Work to complete
Verbatim output of all the material below is required.

Entries
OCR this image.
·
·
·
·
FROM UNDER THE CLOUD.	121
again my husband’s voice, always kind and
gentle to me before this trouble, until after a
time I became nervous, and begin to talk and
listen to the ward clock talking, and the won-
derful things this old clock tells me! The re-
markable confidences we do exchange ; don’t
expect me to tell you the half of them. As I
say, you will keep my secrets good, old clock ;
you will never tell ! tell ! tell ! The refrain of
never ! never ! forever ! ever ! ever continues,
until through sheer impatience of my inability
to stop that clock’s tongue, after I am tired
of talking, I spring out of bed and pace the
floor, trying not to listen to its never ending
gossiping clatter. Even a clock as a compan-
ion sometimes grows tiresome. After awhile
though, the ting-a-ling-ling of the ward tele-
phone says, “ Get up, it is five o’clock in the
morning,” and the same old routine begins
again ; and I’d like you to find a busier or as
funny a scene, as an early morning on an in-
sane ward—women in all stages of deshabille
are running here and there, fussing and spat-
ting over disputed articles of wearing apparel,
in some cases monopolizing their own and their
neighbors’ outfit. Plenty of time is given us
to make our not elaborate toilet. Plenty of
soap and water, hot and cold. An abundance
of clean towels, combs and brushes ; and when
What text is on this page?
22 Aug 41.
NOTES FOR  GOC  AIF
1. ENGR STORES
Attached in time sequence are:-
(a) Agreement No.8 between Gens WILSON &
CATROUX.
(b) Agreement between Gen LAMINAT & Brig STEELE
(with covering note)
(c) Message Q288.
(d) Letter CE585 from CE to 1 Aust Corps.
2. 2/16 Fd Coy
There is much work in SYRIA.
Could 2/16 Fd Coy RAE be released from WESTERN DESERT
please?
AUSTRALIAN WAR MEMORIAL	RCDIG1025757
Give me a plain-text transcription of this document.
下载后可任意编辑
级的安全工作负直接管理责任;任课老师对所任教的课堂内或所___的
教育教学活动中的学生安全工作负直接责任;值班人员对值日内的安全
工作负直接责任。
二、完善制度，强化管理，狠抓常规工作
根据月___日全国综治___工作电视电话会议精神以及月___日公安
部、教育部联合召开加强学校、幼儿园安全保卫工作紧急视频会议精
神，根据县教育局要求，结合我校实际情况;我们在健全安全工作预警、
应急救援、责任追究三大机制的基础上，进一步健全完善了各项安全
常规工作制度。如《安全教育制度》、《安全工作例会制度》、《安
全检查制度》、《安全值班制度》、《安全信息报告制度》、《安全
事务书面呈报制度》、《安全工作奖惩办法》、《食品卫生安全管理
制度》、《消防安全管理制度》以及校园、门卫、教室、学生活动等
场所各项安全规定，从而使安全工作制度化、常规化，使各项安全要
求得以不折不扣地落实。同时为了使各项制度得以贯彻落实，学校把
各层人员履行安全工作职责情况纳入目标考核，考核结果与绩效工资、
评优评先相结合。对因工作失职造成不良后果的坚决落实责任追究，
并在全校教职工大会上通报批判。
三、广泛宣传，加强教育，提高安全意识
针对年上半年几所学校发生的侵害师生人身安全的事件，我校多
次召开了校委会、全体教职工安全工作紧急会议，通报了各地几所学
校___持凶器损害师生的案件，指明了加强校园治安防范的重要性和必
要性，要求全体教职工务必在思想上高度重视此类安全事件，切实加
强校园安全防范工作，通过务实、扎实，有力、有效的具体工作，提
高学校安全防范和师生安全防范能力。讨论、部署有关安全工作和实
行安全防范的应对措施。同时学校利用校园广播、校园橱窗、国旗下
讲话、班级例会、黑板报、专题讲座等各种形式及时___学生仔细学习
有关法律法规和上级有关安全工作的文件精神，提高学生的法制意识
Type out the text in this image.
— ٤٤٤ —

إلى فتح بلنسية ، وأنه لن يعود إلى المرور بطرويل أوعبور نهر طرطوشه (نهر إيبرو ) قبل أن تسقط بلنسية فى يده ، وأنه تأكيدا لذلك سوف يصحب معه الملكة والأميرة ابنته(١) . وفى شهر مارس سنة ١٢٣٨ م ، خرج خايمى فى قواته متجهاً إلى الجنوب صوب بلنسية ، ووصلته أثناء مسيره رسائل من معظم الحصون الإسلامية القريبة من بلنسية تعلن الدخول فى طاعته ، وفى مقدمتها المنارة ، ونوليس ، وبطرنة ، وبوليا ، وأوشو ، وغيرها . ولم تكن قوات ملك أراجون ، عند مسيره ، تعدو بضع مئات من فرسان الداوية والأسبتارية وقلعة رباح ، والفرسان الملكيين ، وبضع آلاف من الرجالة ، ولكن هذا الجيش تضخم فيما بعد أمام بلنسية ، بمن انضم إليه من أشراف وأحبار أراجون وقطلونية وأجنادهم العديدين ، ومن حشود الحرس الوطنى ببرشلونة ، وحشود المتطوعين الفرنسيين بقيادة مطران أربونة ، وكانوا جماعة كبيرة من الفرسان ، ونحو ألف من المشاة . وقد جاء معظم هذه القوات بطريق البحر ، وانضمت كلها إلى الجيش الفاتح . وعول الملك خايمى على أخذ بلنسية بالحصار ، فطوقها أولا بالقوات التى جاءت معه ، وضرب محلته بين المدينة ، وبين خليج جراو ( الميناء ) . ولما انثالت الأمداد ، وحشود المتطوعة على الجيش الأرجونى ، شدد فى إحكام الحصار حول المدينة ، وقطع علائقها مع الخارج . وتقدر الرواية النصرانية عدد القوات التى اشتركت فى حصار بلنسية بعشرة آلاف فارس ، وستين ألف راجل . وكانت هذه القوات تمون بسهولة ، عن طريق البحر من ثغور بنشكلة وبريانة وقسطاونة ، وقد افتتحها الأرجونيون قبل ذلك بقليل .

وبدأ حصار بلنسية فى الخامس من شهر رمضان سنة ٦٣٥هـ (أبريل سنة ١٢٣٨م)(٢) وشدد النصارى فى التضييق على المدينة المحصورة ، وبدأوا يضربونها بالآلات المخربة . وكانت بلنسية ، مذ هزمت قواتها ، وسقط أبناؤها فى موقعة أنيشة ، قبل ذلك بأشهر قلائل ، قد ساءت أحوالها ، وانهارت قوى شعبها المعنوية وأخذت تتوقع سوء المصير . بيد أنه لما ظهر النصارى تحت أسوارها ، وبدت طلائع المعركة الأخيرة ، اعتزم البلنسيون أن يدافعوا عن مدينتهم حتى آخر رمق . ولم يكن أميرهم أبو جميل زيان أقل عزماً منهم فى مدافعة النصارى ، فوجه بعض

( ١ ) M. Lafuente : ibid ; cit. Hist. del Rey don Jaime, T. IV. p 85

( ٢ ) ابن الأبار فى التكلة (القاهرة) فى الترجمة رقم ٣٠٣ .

The solution
OCR this image.
·
·
·
·
FROM UNDER THE CLOUD.	121
again my husband’s voice, always kind and
gentle to me before this trouble, until after a
time I became nervous, and begin to talk and
listen to the ward clock talking, and the won-
derful things this old clock tells me! The re-
markable confidences we do exchange ; don’t
expect me to tell you the half of them. As I
say, you will keep my secrets good, old clock ;
you will never tell ! tell ! tell ! The refrain of
never ! never ! forever ! ever ! ever continues,
until through sheer impatience of my inability
to stop that clock’s tongue, after I am tired
of talking, I spring out of bed and pace the
floor, trying not to listen to its never ending
gossiping clatter. Even a clock as a compan-
ion sometimes grows tiresome. After awhile
though, the ting-a-ling-ling of the ward tele-
phone says, “ Get up, it is five o’clock in the
morning,” and the same old routine begins
again ; and I’d like you to find a busier or as
funny a scene, as an early morning on an in-
sane ward—women in all stages of deshabille
are running here and there, fussing and spat-
ting over disputed articles of wearing apparel,
in some cases monopolizing their own and their
neighbors’ outfit. Plenty of time is given us
to make our not elaborate toilet. Plenty of
soap and water, hot and cold. An abundance
of clean towels, combs and brushes ; and when
What text is on this page?
22 Aug 41.
NOTES FOR  GOC  AIF
1. ENGR STORES
Attached in time sequence are:-
(a) Agreement No.8 between Gens WILSON &
CATROUX.
(b) Agreement between Gen LAMINAT & Brig STEELE
(with covering note)
(c) Message Q288.
(d) Letter CE585 from CE to 1 Aust Corps.
2. 2/16 Fd Coy
There is much work in SYRIA.
Could 2/16 Fd Coy RAE be released from WESTERN DESERT
please?
AUSTRALIAN WAR MEMORIAL	RCDIG1025757
Give me a plain-text transcription of this document.
下载后可任意编辑
级的安全工作负直接管理责任;任课老师对所任教的课堂内或所___的
教育教学活动中的学生安全工作负直接责任;值班人员对值日内的安全
工作负直接责任。
二、完善制度，强化管理，狠抓常规工作
根据月___日全国综治___工作电视电话会议精神以及月___日公安
部、教育部联合召开加强学校、幼儿园安全保卫工作紧急视频会议精
神，根据县教育局要求，结合我校实际情况;我们在健全安全工作预警、
应急救援、责任追究三大机制的基础上，进一步健全完善了各项安全
常规工作制度。如《安全教育制度》、《安全工作例会制度》、《安
全检查制度》、《安全值班制度》、《安全信息报告制度》、《安全
事务书面呈报制度》、《安全工作奖惩办法》、《食品卫生安全管理
制度》、《消防安全管理制度》以及校园、门卫、教室、学生活动等
场所各项安全规定，从而使安全工作制度化、常规化，使各项安全要
求得以不折不扣地落实。同时为了使各项制度得以贯彻落实，学校把
各层人员履行安全工作职责情况纳入目标考核，考核结果与绩效工资、
评优评先相结合。对因工作失职造成不良后果的坚决落实责任追究，
并在全校教职工大会上通报批判。
三、广泛宣传，加强教育，提高安全意识
针对年上半年几所学校发生的侵害师生人身安全的事件，我校多
次召开了校委会、全体教职工安全工作紧急会议，通报了各地几所学
校___持凶器损害师生的案件，指明了加强校园治安防范的重要性和必
要性，要求全体教职工务必在思想上高度重视此类安全事件，切实加
强校园安全防范工作，通过务实、扎实，有力、有效的具体工作，提
高学校安全防范和师生安全防范能力。讨论、部署有关安全工作和实
行安全防范的应对措施。同时学校利用校园广播、校园橱窗、国旗下
讲话、班级例会、黑板报、专题讲座等各种形式及时___学生仔细学习
有关法律法规和上级有关安全工作的文件精神，提高学生的法制意识
Type out the text in this image.
— ٤٤٤ —

إلى فتح بلنسية ، وأنه لن يعود إلى المرور بطرويل أوعبور نهر طرطوشه (نهر إيبرو ) قبل أن تسقط بلنسية فى يده ، وأنه تأكيدا لذلك سوف يصحب معه الملكة والأميرة ابنته(١) . وفى شهر مارس سنة ١٢٣٨ م ، خرج خايمى فى قواته متجهاً إلى الجنوب صوب بلنسية ، ووصلته أثناء مسيره رسائل من معظم الحصون الإسلامية القريبة من بلنسية تعلن الدخول فى طاعته ، وفى مقدمتها المنارة ، ونوليس ، وبطرنة ، وبوليا ، وأوشو ، وغيرها . ولم تكن قوات ملك أراجون ، عند مسيره ، تعدو بضع مئات من فرسان الداوية والأسبتارية وقلعة رباح ، والفرسان الملكيين ، وبضع آلاف من الرجالة ، ولكن هذا الجيش تضخم فيما بعد أمام بلنسية ، بمن انضم إليه من أشراف وأحبار أراجون وقطلونية وأجنادهم العديدين ، ومن حشود الحرس الوطنى ببرشلونة ، وحشود المتطوعين الفرنسيين بقيادة مطران أربونة ، وكانوا جماعة كبيرة من الفرسان ، ونحو ألف من المشاة . وقد جاء معظم هذه القوات بطريق البحر ، وانضمت كلها إلى الجيش الفاتح . وعول الملك خايمى على أخذ بلنسية بالحصار ، فطوقها أولا بالقوات التى جاءت معه ، وضرب محلته بين المدينة ، وبين خليج جراو ( الميناء ) . ولما انثالت الأمداد ، وحشود المتطوعة على الجيش الأرجونى ، شدد فى إحكام الحصار حول المدينة ، وقطع علائقها مع الخارج . وتقدر الرواية النصرانية عدد القوات التى اشتركت فى حصار بلنسية بعشرة آلاف فارس ، وستين ألف راجل . وكانت هذه القوات تمون بسهولة ، عن طريق البحر من ثغور بنشكلة وبريانة وقسطاونة ، وقد افتتحها الأرجونيون قبل ذلك بقليل .

وبدأ حصار بلنسية فى الخامس من شهر رمضان سنة ٦٣٥هـ (أبريل سنة ١٢٣٨م)(٢) وشدد النصارى فى التضييق على المدينة المحصورة ، وبدأوا يضربونها بالآلات المخربة . وكانت بلنسية ، مذ هزمت قواتها ، وسقط أبناؤها فى موقعة أنيشة ، قبل ذلك بأشهر قلائل ، قد ساءت أحوالها ، وانهارت قوى شعبها المعنوية وأخذت تتوقع سوء المصير . بيد أنه لما ظهر النصارى تحت أسوارها ، وبدت طلائع المعركة الأخيرة ، اعتزم البلنسيون أن يدافعوا عن مدينتهم حتى آخر رمق . ولم يكن أميرهم أبو جميل زيان أقل عزماً منهم فى مدافعة النصارى ، فوجه بعض

( ١ ) M. Lafuente : ibid ; cit. Hist. del Rey don Jaime, T. IV. p 85

( ٢ ) ابن الأبار فى التكلة (القاهرة) فى الترجمة رقم ٣٠٣ .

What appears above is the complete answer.